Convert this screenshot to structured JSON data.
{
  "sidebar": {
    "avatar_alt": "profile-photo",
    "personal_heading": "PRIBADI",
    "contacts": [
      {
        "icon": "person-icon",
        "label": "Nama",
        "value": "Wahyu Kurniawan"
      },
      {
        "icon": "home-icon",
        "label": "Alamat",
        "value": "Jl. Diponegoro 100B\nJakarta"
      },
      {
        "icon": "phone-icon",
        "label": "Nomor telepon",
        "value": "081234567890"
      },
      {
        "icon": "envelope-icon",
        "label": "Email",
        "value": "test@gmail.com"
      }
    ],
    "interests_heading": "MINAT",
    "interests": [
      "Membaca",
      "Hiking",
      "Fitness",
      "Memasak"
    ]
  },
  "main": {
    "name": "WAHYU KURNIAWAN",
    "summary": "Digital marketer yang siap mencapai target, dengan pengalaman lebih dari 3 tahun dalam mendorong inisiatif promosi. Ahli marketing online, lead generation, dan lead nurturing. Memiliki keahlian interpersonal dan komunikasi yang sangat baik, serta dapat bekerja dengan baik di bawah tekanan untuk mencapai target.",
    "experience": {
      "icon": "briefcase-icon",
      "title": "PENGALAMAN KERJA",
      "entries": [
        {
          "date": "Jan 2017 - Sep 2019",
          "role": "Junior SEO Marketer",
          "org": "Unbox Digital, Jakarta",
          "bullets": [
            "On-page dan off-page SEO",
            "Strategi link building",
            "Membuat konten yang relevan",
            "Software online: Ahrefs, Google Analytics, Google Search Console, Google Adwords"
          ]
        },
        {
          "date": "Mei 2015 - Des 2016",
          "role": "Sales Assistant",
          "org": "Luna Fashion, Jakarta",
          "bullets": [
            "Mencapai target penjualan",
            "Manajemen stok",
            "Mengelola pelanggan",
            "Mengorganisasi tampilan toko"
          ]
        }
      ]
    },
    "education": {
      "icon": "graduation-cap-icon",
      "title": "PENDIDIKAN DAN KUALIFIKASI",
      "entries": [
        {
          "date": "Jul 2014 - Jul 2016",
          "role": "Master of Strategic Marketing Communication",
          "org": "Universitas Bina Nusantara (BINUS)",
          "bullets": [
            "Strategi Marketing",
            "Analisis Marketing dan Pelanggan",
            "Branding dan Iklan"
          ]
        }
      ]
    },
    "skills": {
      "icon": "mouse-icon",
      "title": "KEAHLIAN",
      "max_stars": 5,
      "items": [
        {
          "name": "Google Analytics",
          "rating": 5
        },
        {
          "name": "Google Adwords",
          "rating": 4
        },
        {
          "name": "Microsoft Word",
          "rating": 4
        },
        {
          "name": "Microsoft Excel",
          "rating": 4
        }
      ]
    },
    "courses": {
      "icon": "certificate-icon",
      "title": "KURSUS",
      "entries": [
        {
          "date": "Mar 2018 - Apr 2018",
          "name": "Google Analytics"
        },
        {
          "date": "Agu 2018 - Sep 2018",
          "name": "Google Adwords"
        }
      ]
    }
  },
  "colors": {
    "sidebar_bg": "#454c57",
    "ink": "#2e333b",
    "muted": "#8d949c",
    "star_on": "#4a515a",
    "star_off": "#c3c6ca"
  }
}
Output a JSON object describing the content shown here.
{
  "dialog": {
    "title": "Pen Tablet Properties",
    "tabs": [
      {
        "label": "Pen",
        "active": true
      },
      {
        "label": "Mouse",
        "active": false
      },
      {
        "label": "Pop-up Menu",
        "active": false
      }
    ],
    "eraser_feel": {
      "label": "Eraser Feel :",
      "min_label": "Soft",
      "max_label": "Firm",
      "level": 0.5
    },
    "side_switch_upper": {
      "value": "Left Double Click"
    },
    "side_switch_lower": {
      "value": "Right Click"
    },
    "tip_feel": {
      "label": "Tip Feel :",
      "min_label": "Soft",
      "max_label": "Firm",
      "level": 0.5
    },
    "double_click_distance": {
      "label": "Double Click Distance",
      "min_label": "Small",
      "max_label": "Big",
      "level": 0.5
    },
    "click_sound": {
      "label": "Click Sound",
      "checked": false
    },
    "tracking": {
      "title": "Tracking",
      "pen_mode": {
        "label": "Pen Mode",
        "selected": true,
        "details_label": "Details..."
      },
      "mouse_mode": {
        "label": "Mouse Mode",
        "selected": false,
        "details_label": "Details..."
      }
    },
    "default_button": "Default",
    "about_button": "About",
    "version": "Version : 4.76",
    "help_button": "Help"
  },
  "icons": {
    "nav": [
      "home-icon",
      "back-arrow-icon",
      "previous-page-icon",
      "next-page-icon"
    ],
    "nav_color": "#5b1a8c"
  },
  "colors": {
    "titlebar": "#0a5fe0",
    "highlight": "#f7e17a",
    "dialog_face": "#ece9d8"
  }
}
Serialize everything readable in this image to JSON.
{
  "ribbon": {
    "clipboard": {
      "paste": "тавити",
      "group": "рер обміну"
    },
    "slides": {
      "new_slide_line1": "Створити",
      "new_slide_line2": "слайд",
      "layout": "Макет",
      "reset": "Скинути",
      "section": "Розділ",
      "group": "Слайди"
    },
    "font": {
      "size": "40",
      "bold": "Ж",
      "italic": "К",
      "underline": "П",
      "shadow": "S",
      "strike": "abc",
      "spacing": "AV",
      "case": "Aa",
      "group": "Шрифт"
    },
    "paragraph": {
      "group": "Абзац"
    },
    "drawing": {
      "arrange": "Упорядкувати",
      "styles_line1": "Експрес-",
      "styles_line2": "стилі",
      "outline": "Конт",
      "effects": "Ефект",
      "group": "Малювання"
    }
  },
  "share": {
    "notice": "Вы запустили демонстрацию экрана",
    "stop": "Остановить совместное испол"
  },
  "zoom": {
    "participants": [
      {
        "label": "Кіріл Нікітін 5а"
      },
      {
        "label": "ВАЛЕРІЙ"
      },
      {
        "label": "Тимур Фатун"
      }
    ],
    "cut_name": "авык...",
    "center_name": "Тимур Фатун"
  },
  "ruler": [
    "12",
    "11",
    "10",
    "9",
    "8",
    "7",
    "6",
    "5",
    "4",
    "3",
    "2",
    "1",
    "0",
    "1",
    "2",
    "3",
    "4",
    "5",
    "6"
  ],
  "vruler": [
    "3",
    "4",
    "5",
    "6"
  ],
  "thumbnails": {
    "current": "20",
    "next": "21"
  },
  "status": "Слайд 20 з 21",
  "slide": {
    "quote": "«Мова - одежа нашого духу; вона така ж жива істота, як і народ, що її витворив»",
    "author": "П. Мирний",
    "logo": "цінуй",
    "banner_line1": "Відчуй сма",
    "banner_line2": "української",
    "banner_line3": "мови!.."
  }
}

*AIM OF THE TASK*.
Reproduce the entries above in full by retyping them exactly.

*ANSWER TO THIS TASK*.
Convert this screenshot to structured JSON data.
{
  "sidebar": {
    "avatar_alt": "profile-photo",
    "personal_heading": "PRIBADI",
    "contacts": [
      {
        "icon": "person-icon",
        "label": "Nama",
        "value": "Wahyu Kurniawan"
      },
      {
        "icon": "home-icon",
        "label": "Alamat",
        "value": "Jl. Diponegoro 100B\nJakarta"
      },
      {
        "icon": "phone-icon",
        "label": "Nomor telepon",
        "value": "081234567890"
      },
      {
        "icon": "envelope-icon",
        "label": "Email",
        "value": "test@gmail.com"
      }
    ],
    "interests_heading": "MINAT",
    "interests": [
      "Membaca",
      "Hiking",
      "Fitness",
      "Memasak"
    ]
  },
  "main": {
    "name": "WAHYU KURNIAWAN",
    "summary": "Digital marketer yang siap mencapai target, dengan pengalaman lebih dari 3 tahun dalam mendorong inisiatif promosi. Ahli marketing online, lead generation, dan lead nurturing. Memiliki keahlian interpersonal dan komunikasi yang sangat baik, serta dapat bekerja dengan baik di bawah tekanan untuk mencapai target.",
    "experience": {
      "icon": "briefcase-icon",
      "title": "PENGALAMAN KERJA",
      "entries": [
        {
          "date": "Jan 2017 - Sep 2019",
          "role": "Junior SEO Marketer",
          "org": "Unbox Digital, Jakarta",
          "bullets": [
            "On-page dan off-page SEO",
            "Strategi link building",
            "Membuat konten yang relevan",
            "Software online: Ahrefs, Google Analytics, Google Search Console, Google Adwords"
          ]
        },
        {
          "date": "Mei 2015 - Des 2016",
          "role": "Sales Assistant",
          "org": "Luna Fashion, Jakarta",
          "bullets": [
            "Mencapai target penjualan",
            "Manajemen stok",
            "Mengelola pelanggan",
            "Mengorganisasi tampilan toko"
          ]
        }
      ]
    },
    "education": {
      "icon": "graduation-cap-icon",
      "title": "PENDIDIKAN DAN KUALIFIKASI",
      "entries": [
        {
          "date": "Jul 2014 - Jul 2016",
          "role": "Master of Strategic Marketing Communication",
          "org": "Universitas Bina Nusantara (BINUS)",
          "bullets": [
            "Strategi Marketing",
            "Analisis Marketing dan Pelanggan",
            "Branding dan Iklan"
          ]
        }
      ]
    },
    "skills": {
      "icon": "mouse-icon",
      "title": "KEAHLIAN",
      "max_stars": 5,
      "items": [
        {
          "name": "Google Analytics",
          "rating": 5
        },
        {
          "name": "Google Adwords",
          "rating": 4
        },
        {
          "name": "Microsoft Word",
          "rating": 4
        },
        {
          "name": "Microsoft Excel",
          "rating": 4
        }
      ]
    },
    "courses": {
      "icon": "certificate-icon",
      "title": "KURSUS",
      "entries": [
        {
          "date": "Mar 2018 - Apr 2018",
          "name": "Google Analytics"
        },
        {
          "date": "Agu 2018 - Sep 2018",
          "name": "Google Adwords"
        }
      ]
    }
  },
  "colors": {
    "sidebar_bg": "#454c57",
    "ink": "#2e333b",
    "muted": "#8d949c",
    "star_on": "#4a515a",
    "star_off": "#c3c6ca"
  }
}
Output a JSON object describing the content shown here.
{
  "dialog": {
    "title": "Pen Tablet Properties",
    "tabs": [
      {
        "label": "Pen",
        "active": true
      },
      {
        "label": "Mouse",
        "active": false
      },
      {
        "label": "Pop-up Menu",
        "active": false
      }
    ],
    "eraser_feel": {
      "label": "Eraser Feel :",
      "min_label": "Soft",
      "max_label": "Firm",
      "level": 0.5
    },
    "side_switch_upper": {
      "value": "Left Double Click"
    },
    "side_switch_lower": {
      "value": "Right Click"
    },
    "tip_feel": {
      "label": "Tip Feel :",
      "min_label": "Soft",
      "max_label": "Firm",
      "level": 0.5
    },
    "double_click_distance": {
      "label": "Double Click Distance",
      "min_label": "Small",
      "max_label": "Big",
      "level": 0.5
    },
    "click_sound": {
      "label": "Click Sound",
      "checked": false
    },
    "tracking": {
      "title": "Tracking",
      "pen_mode": {
        "label": "Pen Mode",
        "selected": true,
        "details_label": "Details..."
      },
      "mouse_mode": {
        "label": "Mouse Mode",
        "selected": false,
        "details_label": "Details..."
      }
    },
    "default_button": "Default",
    "about_button": "About",
    "version": "Version : 4.76",
    "help_button": "Help"
  },
  "icons": {
    "nav": [
      "home-icon",
      "back-arrow-icon",
      "previous-page-icon",
      "next-page-icon"
    ],
    "nav_color": "#5b1a8c"
  },
  "colors": {
    "titlebar": "#0a5fe0",
    "highlight": "#f7e17a",
    "dialog_face": "#ece9d8"
  }
}
Serialize everything readable in this image to JSON.
{
  "ribbon": {
    "clipboard": {
      "paste": "тавити",
      "group": "рер обміну"
    },
    "slides": {
      "new_slide_line1": "Створити",
      "new_slide_line2": "слайд",
      "layout": "Макет",
      "reset": "Скинути",
      "section": "Розділ",
      "group": "Слайди"
    },
    "font": {
      "size": "40",
      "bold": "Ж",
      "italic": "К",
      "underline": "П",
      "shadow": "S",
      "strike": "abc",
      "spacing": "AV",
      "case": "Aa",
      "group": "Шрифт"
    },
    "paragraph": {
      "group": "Абзац"
    },
    "drawing": {
      "arrange": "Упорядкувати",
      "styles_line1": "Експрес-",
      "styles_line2": "стилі",
      "outline": "Конт",
      "effects": "Ефект",
      "group": "Малювання"
    }
  },
  "share": {
    "notice": "Вы запустили демонстрацию экрана",
    "stop": "Остановить совместное испол"
  },
  "zoom": {
    "participants": [
      {
        "label": "Кіріл Нікітін 5а"
      },
      {
        "label": "ВАЛЕРІЙ"
      },
      {
        "label": "Тимур Фатун"
      }
    ],
    "cut_name": "авык...",
    "center_name": "Тимур Фатун"
  },
  "ruler": [
    "12",
    "11",
    "10",
    "9",
    "8",
    "7",
    "6",
    "5",
    "4",
    "3",
    "2",
    "1",
    "0",
    "1",
    "2",
    "3",
    "4",
    "5",
    "6"
  ],
  "vruler": [
    "3",
    "4",
    "5",
    "6"
  ],
  "thumbnails": {
    "current": "20",
    "next": "21"
  },
  "status": "Слайд 20 з 21",
  "slide": {
    "quote": "«Мова - одежа нашого духу; вона така ж жива істота, як і народ, що її витворив»",
    "author": "П. Мирний",
    "logo": "цінуй",
    "banner_line1": "Відчуй сма",
    "banner_line2": "української",
    "banner_line3": "мови!.."
  }
}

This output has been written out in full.